*Prompt*. Write the material out again exactly as it stands.

*Material supplied*.
====
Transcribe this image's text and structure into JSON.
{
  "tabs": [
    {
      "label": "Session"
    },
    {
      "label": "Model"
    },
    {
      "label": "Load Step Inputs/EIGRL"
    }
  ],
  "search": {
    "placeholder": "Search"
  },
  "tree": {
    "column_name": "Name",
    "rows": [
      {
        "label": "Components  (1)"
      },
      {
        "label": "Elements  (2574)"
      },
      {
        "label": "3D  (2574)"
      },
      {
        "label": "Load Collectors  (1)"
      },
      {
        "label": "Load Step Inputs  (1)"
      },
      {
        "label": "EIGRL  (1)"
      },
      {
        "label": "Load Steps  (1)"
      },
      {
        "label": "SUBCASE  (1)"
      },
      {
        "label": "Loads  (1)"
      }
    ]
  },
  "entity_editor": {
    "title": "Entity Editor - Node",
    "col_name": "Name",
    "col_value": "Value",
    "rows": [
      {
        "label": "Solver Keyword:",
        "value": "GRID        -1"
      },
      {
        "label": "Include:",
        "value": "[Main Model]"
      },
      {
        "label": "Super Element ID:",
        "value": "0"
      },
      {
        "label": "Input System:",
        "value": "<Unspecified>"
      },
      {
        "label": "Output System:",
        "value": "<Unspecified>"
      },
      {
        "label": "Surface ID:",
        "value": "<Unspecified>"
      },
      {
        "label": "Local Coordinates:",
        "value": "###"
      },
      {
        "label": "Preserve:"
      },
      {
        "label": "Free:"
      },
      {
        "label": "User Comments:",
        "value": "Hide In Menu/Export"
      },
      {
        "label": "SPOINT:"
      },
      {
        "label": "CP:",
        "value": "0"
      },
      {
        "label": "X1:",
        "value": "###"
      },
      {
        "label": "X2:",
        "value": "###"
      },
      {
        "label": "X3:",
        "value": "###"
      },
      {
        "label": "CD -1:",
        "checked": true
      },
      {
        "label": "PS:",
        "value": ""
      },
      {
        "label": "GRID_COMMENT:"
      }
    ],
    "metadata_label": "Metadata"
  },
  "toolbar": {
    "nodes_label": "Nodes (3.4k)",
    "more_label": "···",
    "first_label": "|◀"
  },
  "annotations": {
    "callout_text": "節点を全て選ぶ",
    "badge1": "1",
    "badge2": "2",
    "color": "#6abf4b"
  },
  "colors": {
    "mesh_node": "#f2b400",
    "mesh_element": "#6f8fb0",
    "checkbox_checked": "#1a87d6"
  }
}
====
*Answer for the task*.
Transcribe this image's text and structure into JSON.
{
  "tabs": [
    {
      "label": "Session"
    },
    {
      "label": "Model"
    },
    {
      "label": "Load Step Inputs/EIGRL"
    }
  ],
  "search": {
    "placeholder": "Search"
  },
  "tree": {
    "column_name": "Name",
    "rows": [
      {
        "label": "Components  (1)"
      },
      {
        "label": "Elements  (2574)"
      },
      {
        "label": "3D  (2574)"
      },
      {
        "label": "Load Collectors  (1)"
      },
      {
        "label": "Load Step Inputs  (1)"
      },
      {
        "label": "EIGRL  (1)"
      },
      {
        "label": "Load Steps  (1)"
      },
      {
        "label": "SUBCASE  (1)"
      },
      {
        "label": "Loads  (1)"
      }
    ]
  },
  "entity_editor": {
    "title": "Entity Editor - Node",
    "col_name": "Name",
    "col_value": "Value",
    "rows": [
      {
        "label": "Solver Keyword:",
        "value": "GRID        -1"
      },
      {
        "label": "Include:",
        "value": "[Main Model]"
      },
      {
        "label": "Super Element ID:",
        "value": "0"
      },
      {
        "label": "Input System:",
        "value": "<Unspecified>"
      },
      {
        "label": "Output System:",
        "value": "<Unspecified>"
      },
      {
        "label": "Surface ID:",
        "value": "<Unspecified>"
      },
      {
        "label": "Local Coordinates:",
        "value": "###"
      },
      {
        "label": "Preserve:"
      },
      {
        "label": "Free:"
      },
      {
        "label": "User Comments:",
        "value": "Hide In Menu/Export"
      },
      {
        "label": "SPOINT:"
      },
      {
        "label": "CP:",
        "value": "0"
      },
      {
        "label": "X1:",
        "value": "###"
      },
      {
        "label": "X2:",
        "value": "###"
      },
      {
        "label": "X3:",
        "value": "###"
      },
      {
        "label": "CD -1:",
        "checked": true
      },
      {
        "label": "PS:",
        "value": ""
      },
      {
        "label": "GRID_COMMENT:"
      }
    ],
    "metadata_label": "Metadata"
  },
  "toolbar": {
    "nodes_label": "Nodes (3.4k)",
    "more_label": "···",
    "first_label": "|◀"
  },
  "annotations": {
    "callout_text": "節点を全て選ぶ",
    "badge1": "1",
    "badge2": "2",
    "color": "#6abf4b"
  },
  "colors": {
    "mesh_node": "#f2b400",
    "mesh_element": "#6f8fb0",
    "checkbox_checked": "#1a87d6"
  }
}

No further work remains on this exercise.